### [Passage given]

* * *

Too much sex => too little sex
Too much violence => too little violence
Too much description => too little description
Too much info => too little info
Too long => too short
Too complicated => too simple
All of those reasons not to finish are valid for the person who decides. Other people might feel differently about the same book. One person's 5* is another one's 1*. I think it is vital that individuality is respected.

I stopped partly because the plot was so unbelievable that it was becoming a sad joke...but mostly because it was science fiction and the author clearly did not understand even rudimentary Newtonian physics.
I know several other books in a series that I should have stopped reading, but their crimes against a well known and highly lauded science fiction classic were of such magnitude that I had to finish them, if only as a strangely fascinating masochistic exercise in awfulness. Epic badness commands its own undeniable power, I suppose.

So who is this awesome character you keep telling me about, and why didn't you actually put them in the book?

That's when I'm happy I was not drinking anything when I read the comment. I'd have had a major clean up to do! :P


That's when I'm happy I was not drinking anything when I read the co..."
Agreed! lol.. that was awesome. I just saw this in a book yesterday.
If it is too unbelievable. I think I need to connect with characters first to then experience paranormal or crazy stuff.
Also... when a scene could be great, because the idea is awesome, but the delivery is flat, or worse yet-- the action stops! I saw this not long ago where a child who was put up for adoption finds his birth parents. He comes to the door, the mother faints.... and then the guy is back on a plane in the next sentence. There was SO much that could have been done emotionally in that one scene, yet it just switched to something else.

Sometimes it's like a joke that has been built up too much and fails at the punch line.


I also don't read stories that get disturbing or too violent, but that's a genre preference, and nothing to do with the quality of the story.

* * *

### [Entries provided]
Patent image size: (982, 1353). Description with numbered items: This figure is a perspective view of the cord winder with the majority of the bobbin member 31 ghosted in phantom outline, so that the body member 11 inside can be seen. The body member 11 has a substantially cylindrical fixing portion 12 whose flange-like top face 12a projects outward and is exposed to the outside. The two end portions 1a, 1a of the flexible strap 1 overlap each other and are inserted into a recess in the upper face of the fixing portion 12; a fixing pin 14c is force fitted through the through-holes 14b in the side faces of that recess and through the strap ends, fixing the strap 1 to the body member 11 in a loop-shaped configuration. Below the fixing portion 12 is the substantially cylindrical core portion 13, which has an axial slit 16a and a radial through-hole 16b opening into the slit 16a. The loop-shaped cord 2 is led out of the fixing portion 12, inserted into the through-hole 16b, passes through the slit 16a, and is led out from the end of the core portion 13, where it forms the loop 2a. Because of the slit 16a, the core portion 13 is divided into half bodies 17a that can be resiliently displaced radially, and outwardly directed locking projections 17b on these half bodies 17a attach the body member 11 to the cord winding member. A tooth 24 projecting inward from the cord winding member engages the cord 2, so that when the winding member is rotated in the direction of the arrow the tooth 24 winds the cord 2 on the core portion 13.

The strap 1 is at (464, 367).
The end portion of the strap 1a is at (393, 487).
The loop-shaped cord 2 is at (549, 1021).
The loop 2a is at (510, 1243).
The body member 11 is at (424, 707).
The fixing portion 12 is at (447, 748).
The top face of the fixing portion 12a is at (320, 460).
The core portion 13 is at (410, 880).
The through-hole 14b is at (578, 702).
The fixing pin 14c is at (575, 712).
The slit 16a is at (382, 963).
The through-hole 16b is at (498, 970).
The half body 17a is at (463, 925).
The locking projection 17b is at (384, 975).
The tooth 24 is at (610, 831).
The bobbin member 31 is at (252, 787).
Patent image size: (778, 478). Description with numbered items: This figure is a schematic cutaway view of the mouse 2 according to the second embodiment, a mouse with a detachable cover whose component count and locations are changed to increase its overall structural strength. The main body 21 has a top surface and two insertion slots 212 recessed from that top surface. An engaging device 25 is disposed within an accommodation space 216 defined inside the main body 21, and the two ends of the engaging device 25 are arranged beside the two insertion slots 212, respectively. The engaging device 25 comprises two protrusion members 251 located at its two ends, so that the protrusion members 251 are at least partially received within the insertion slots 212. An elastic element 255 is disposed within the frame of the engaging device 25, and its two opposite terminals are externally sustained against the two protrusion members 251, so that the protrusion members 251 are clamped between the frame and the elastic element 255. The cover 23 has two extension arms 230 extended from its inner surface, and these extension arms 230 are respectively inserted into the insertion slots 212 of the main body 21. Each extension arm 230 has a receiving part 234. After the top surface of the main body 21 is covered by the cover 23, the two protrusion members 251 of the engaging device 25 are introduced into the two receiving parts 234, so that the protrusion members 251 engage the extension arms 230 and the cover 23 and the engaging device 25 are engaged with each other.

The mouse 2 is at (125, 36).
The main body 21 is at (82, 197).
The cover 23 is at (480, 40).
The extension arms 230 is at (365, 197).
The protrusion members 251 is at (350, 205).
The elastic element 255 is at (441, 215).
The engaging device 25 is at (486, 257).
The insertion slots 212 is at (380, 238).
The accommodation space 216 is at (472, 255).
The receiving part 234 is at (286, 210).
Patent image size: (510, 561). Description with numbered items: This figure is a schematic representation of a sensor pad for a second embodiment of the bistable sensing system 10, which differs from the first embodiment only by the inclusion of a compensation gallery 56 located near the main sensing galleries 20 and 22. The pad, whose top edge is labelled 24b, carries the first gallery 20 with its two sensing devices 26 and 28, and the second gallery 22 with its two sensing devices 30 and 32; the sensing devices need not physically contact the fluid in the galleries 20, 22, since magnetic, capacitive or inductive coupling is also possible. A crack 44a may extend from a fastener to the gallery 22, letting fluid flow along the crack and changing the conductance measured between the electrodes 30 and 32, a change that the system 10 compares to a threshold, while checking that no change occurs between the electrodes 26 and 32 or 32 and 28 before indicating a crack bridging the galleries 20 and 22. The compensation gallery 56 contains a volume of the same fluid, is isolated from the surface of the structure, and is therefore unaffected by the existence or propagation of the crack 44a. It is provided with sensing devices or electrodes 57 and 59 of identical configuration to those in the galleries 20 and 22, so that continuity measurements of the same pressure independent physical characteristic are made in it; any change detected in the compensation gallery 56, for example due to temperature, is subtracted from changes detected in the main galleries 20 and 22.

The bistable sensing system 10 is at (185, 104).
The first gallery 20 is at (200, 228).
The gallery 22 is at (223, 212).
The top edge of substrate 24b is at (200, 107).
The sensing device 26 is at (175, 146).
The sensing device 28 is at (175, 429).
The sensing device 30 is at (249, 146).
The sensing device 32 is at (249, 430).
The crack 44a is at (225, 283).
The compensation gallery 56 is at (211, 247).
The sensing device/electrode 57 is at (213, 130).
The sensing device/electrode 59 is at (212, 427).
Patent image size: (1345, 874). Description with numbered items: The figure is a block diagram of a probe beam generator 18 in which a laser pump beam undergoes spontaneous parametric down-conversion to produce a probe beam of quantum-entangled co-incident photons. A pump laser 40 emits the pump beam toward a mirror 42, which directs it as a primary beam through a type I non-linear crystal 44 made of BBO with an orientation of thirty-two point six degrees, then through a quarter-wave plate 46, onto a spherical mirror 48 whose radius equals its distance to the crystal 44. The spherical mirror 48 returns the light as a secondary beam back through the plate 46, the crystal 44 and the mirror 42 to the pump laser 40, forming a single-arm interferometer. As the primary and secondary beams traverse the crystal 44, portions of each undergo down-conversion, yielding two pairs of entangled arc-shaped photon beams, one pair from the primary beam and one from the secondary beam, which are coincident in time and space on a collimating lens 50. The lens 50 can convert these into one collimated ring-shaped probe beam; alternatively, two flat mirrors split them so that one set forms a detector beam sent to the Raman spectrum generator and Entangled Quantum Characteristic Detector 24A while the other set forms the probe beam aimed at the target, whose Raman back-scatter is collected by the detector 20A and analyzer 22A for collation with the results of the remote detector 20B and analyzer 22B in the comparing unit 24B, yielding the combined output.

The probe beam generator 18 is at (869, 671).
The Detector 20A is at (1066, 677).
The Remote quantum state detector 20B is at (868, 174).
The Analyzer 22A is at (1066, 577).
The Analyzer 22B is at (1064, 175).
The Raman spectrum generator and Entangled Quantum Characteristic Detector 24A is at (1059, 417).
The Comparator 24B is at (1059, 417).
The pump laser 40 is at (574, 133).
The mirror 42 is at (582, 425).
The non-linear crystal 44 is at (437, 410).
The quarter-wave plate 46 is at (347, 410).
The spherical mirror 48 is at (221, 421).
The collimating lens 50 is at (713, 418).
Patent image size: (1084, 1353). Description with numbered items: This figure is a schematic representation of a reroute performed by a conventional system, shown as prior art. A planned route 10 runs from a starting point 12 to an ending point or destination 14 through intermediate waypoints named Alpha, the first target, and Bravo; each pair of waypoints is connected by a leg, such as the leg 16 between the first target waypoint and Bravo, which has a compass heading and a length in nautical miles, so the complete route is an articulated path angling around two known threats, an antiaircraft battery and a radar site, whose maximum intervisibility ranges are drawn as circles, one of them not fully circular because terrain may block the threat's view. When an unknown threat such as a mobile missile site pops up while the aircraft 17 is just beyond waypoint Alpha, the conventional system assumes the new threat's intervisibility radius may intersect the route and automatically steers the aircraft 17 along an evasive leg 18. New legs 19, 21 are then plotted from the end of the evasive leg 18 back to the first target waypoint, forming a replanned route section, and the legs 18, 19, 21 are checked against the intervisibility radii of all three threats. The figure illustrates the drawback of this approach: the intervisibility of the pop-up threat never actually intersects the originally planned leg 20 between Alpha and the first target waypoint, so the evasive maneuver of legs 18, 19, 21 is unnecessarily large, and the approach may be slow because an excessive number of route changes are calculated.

* * *

### [Directions]
1. In the book-quitting discussion, why did one commenter keep reading several books in a series they should have stopped?
2. Answer these questions about the book-quitting discussion:
(a) In the adoption scene one commenter describes, what happens right after the mother faints?
(b) What does one commenter need to do before experiencing paranormal or crazy stuff in a story?
(c) Which stories does the final commenter avoid, and what does that commenter call this choice?
The listing has nothing to do with the book-quitting discussion.

### [Expected outputs]
1. Those books offended against a well-known and highly lauded science fiction classic so badly that the commenter felt compelled to finish them as a strangely fascinating masochistic exercise in awfulness. The commenter suggests that epic badness has its own undeniable power.

2.
(a) The man is back on a plane in the next sentence.
(b) The commenter needs to connect with the characters first.
(c) The commenter avoids stories that become disturbing or too violent and calls this a genre preference.